§ CONJUNTO DE TAREAS
1 - Según el texto sobre Juan Marsé, ¿en qué fecha murió el escritor?
2 - Prolonga, por favor, el texto sobre Juan Marsé a partir de su último párrafo.

Trabajaba en una habitación pequeña, cerca de la entrada de su piso. Junto a la ventana, una mesa rinconera y dos butacas. A la derecha, un aparato de televisión, algunos libros, pocos, y junto la puerta, la mesa de trabajo con un ordenador, muchos bolígrafos y enganchadas en la pared un par de máximas sobre la decencia y la escritura, firmados por dos grandes novelistas. En las estanterías, libros y fotos familiares. En ese espacio reducido, austero, forjo Marsé su gran retablo novelístico de la posguerra española a partir de miles de horas sentado tras esa mesa. Quiso el destino que esa habitación haya quedado vacía para siempre al morir Juan el 18 de julio, fecha que él, como tantos otros, siempre odió.

Tuve un subdirector muy querido, Manuel Ibáñez Escofet, que reunió sus recuerdos bajo el título La Memoria es una Gran Cementerio. Mi memoria también lo empieza ser. Juan Marsé es la última tumba sobre mis recuerdos. El Marsé sarcástico, explicándote su entrevista con el máximo preboste de la censura, tratando de que levantase la prohibición de publicar últimas tardes con Teresa: “Me dijo que la novela le había gustado mucho pero que había demasiada carga erótica. No ponga pechos, ponga senos, que excita menos la libido; y no escriba muslos, ponga entrepierna, que no tiene tanta carga erótica”, me aconsejó, yo diciéndole vale, vale…

El Marsé nervioso a la espera de declarar ante el juez de prensa e imprenta, que de día velaba por nuestra moralidad y por las noches iba de putas, que no había mala intención al presentar, en la narración escrita a dos manos con Manolo Vázquez Montalbán, a Caperucita Roja como ninfómana y al lobo como misógino.

El Marsé crítico con todos los nacionalismos, con los articulistas de prosa sonajero, con los directores de cine que destrozan buenas novelas al llevarlas al cine.

§ MATERIAL PROPORCIONADO
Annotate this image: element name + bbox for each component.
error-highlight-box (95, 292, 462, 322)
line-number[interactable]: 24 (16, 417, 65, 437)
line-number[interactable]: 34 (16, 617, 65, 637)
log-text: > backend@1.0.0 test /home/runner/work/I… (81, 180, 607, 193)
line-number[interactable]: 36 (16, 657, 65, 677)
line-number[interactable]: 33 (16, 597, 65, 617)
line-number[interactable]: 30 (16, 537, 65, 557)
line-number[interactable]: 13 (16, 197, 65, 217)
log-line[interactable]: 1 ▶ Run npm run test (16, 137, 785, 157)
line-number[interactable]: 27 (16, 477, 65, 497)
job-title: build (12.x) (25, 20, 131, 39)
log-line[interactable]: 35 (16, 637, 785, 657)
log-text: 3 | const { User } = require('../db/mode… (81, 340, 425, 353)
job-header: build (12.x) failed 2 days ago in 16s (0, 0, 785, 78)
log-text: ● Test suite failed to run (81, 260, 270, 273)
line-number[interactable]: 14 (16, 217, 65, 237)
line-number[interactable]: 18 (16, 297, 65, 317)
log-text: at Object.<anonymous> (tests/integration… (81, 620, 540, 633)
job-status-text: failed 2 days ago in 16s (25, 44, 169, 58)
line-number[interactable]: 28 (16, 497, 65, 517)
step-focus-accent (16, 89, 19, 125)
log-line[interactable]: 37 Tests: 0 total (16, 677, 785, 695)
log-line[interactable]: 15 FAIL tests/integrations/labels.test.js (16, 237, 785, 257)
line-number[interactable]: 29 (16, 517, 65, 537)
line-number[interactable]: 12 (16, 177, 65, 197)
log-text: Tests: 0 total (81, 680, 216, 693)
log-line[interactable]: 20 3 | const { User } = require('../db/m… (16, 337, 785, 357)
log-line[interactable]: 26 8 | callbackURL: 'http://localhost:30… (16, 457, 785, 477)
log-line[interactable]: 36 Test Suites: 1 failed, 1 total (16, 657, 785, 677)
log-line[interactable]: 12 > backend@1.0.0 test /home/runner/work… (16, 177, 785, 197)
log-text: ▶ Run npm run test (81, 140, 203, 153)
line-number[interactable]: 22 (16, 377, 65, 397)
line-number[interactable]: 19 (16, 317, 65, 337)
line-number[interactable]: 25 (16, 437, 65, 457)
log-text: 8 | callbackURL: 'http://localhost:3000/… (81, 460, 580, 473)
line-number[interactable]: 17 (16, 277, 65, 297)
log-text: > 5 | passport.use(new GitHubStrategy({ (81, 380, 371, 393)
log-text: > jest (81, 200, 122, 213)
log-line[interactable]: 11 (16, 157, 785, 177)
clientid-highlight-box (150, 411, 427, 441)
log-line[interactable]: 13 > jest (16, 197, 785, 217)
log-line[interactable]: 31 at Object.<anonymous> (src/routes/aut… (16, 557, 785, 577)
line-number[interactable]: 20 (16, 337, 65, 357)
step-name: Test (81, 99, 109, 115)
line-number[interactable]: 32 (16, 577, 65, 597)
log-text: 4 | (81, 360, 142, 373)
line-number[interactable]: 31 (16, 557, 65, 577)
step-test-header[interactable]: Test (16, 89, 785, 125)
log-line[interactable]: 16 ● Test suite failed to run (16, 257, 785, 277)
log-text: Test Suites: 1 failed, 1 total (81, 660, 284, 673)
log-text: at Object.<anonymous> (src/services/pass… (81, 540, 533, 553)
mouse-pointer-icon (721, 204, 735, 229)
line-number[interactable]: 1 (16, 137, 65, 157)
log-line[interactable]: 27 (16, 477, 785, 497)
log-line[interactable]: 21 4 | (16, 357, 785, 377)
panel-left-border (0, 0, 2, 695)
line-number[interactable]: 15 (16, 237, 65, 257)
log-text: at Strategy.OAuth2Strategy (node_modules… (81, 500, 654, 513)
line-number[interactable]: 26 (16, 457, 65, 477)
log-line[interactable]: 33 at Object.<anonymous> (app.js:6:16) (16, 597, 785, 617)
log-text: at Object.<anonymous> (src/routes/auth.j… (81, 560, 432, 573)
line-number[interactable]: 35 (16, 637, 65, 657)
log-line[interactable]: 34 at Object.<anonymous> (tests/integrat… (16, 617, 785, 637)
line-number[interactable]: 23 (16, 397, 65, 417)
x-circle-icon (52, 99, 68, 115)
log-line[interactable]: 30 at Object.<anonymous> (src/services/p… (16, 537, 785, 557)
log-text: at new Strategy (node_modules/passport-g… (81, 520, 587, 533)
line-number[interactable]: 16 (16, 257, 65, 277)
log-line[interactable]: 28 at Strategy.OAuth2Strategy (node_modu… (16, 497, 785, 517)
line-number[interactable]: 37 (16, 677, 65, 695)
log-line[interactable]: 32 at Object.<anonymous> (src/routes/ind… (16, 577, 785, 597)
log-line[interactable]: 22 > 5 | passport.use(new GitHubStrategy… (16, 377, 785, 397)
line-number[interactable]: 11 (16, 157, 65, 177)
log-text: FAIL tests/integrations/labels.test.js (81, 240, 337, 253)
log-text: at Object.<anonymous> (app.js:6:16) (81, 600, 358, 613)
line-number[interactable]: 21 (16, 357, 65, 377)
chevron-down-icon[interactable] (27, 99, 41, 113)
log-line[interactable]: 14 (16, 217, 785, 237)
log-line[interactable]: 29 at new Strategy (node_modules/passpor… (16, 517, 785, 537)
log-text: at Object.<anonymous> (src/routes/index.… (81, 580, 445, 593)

§ RESPUESTAS
1 - El 18 de julio.

2 -
Tenía aspecto adusto, pero era tierno. Creía en pocas cosas pero siempre defensaba aquello en lo que creía. Era fiel a sus amigos y creía que había muchos Goytisolos y por eso escribían tanto. Un día coincidí en el ascensor de Planeta con el editor José Manuel Lara, que me dijo:”Dile a tu amigo el Marsé que me escriba una novela toda seguido, nada de ir para adelante y para atrás; la historia de un emigrante español que se enamora en París de una puta. Le daré el Paneta”. Se lo dije a Marsé y dijo: “Hostia”. Escribió una novela “toda seguido”, la muchacha de las bragas de oro, su peor novela, y ganó el Planeta.

Iba una madrugada por una calle estrecha y oscura cuando la mujer que le vio venir con cara de mala leche salió corriendo a pedir ayuda a una patrulla de la Guardia Civil. “Me quería violar”, les dijo. Un civil le hizo poner cara a la pared mientras le cacheaba. El otro civil le preguntó tras observarle atentamente: “¿Tú eres el Marsé?” y al responder que sí le gritó a la señora “¡Márchese, coño! ¿Cómo la va a querer violar un novelista como el Marsé?”.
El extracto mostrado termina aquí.